(Collected data)
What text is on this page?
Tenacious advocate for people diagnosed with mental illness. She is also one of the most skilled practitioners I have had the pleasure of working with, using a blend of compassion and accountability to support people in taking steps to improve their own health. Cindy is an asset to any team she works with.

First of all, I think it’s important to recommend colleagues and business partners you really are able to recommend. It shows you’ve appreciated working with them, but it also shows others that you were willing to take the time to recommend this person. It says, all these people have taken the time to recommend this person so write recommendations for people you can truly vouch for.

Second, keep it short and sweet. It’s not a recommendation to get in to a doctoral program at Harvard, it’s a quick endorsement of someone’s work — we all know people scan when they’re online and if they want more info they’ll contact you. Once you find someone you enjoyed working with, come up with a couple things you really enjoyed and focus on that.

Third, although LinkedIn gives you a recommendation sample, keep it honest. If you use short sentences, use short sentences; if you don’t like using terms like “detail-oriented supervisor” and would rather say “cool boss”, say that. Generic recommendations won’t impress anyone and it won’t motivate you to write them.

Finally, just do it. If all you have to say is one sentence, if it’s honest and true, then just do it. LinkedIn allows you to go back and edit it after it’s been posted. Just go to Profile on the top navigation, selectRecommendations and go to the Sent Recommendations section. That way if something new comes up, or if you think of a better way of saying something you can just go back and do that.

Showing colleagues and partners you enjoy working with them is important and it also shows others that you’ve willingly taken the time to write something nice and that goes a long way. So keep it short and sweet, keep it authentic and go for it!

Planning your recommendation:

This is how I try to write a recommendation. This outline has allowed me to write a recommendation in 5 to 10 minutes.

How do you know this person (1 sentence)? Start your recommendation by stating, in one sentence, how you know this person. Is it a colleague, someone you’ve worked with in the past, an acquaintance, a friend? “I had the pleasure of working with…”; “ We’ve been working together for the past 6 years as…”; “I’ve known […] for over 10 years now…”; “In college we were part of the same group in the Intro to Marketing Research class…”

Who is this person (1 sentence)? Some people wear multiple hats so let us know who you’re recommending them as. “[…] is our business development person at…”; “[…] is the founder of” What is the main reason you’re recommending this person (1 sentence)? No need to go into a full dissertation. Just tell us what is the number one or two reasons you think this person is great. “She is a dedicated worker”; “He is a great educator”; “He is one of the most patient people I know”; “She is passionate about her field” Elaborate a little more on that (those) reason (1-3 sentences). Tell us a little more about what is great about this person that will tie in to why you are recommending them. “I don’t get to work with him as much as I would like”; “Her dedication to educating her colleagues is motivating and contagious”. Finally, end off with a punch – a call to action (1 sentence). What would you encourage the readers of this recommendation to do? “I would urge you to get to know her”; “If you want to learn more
...
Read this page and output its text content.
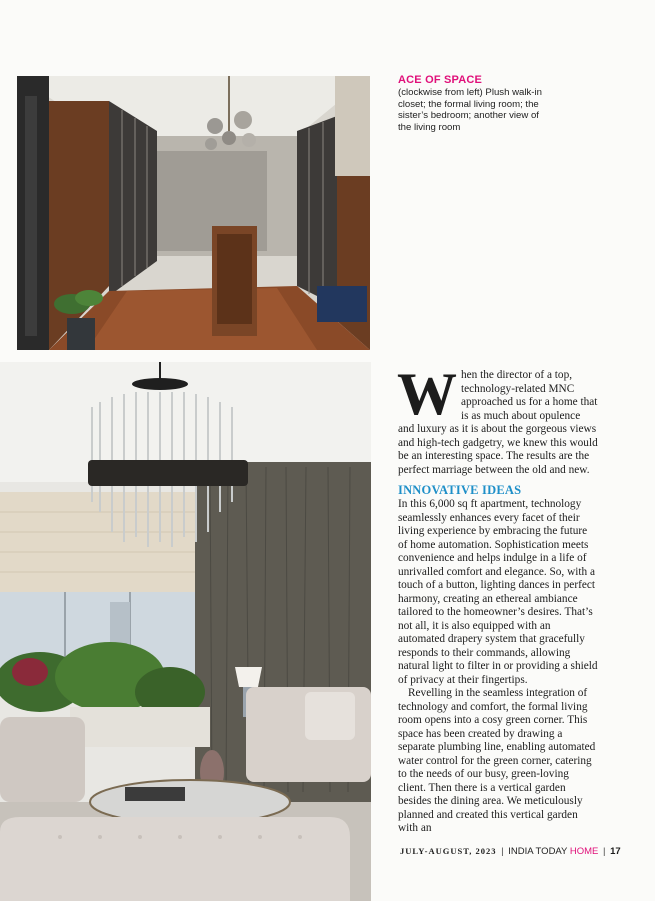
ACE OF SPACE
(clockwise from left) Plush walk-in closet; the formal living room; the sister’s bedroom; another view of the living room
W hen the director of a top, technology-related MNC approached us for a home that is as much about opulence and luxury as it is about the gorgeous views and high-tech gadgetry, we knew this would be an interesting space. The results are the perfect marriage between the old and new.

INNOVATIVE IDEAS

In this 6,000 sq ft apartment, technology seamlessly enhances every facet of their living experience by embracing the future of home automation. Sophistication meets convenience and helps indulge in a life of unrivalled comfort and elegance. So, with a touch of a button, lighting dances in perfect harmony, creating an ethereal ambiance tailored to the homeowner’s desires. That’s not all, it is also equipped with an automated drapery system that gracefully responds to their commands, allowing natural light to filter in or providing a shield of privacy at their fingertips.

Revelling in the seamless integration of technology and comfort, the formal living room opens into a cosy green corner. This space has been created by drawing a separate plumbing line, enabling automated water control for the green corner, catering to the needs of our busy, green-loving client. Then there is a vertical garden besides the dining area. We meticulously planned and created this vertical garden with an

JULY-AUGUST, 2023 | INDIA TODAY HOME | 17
--
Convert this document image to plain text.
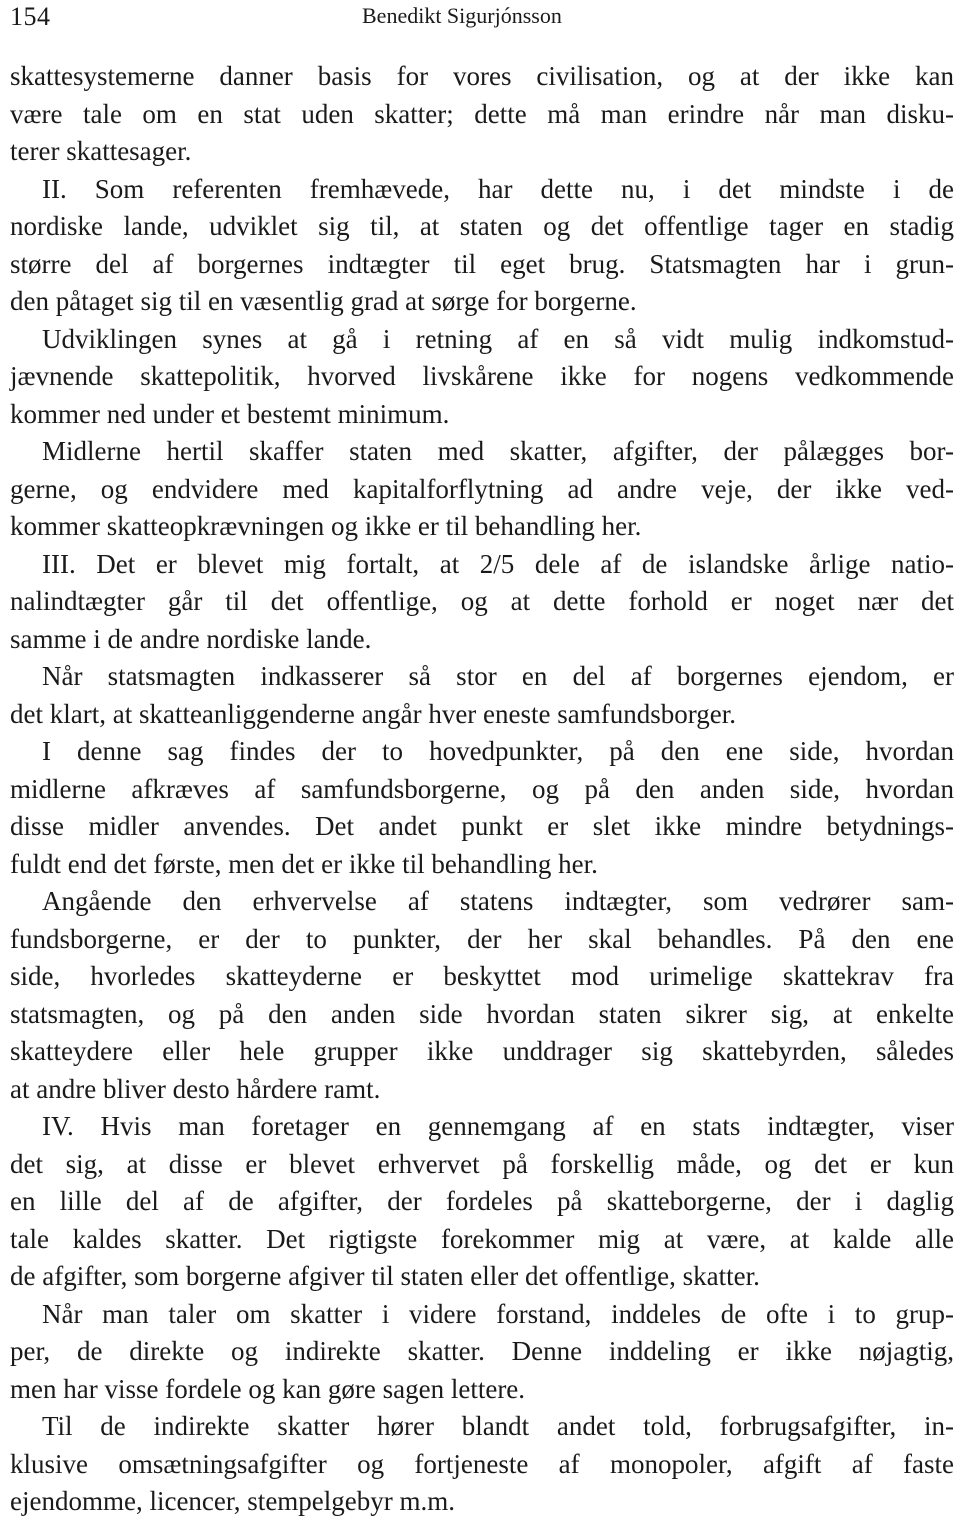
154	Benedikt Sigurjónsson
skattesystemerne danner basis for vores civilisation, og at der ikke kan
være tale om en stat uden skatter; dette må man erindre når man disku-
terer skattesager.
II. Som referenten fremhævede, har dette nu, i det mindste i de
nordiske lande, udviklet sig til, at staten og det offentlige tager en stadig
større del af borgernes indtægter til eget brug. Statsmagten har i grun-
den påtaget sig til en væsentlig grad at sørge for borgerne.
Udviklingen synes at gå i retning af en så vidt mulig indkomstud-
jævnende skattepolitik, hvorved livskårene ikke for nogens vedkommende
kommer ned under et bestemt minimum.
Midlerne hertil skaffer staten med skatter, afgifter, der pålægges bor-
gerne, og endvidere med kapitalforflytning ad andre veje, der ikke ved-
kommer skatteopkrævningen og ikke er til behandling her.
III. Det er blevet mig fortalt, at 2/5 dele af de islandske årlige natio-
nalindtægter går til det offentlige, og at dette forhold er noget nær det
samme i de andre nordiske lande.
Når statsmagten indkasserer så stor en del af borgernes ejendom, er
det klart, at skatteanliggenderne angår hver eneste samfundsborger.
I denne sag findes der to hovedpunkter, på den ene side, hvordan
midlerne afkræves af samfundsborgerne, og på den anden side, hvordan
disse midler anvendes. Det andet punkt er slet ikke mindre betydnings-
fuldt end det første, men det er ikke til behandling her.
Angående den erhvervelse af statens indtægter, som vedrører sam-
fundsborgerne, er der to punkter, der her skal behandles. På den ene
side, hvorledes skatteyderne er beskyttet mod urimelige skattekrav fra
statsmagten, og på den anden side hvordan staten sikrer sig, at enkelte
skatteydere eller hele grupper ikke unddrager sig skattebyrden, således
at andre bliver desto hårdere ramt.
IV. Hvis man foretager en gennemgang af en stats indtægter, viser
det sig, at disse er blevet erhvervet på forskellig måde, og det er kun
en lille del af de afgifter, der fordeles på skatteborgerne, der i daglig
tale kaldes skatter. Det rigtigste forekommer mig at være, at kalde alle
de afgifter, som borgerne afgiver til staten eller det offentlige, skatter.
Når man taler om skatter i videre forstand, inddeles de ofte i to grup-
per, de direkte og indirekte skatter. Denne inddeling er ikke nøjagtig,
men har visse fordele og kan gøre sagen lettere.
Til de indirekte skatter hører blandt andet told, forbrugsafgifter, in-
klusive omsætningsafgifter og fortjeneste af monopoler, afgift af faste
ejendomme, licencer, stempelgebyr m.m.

Challenge> Which lines hold the word "page"? Copy all of them.

Solution for this problem>
What text is on this page?
Read this page and output its text content.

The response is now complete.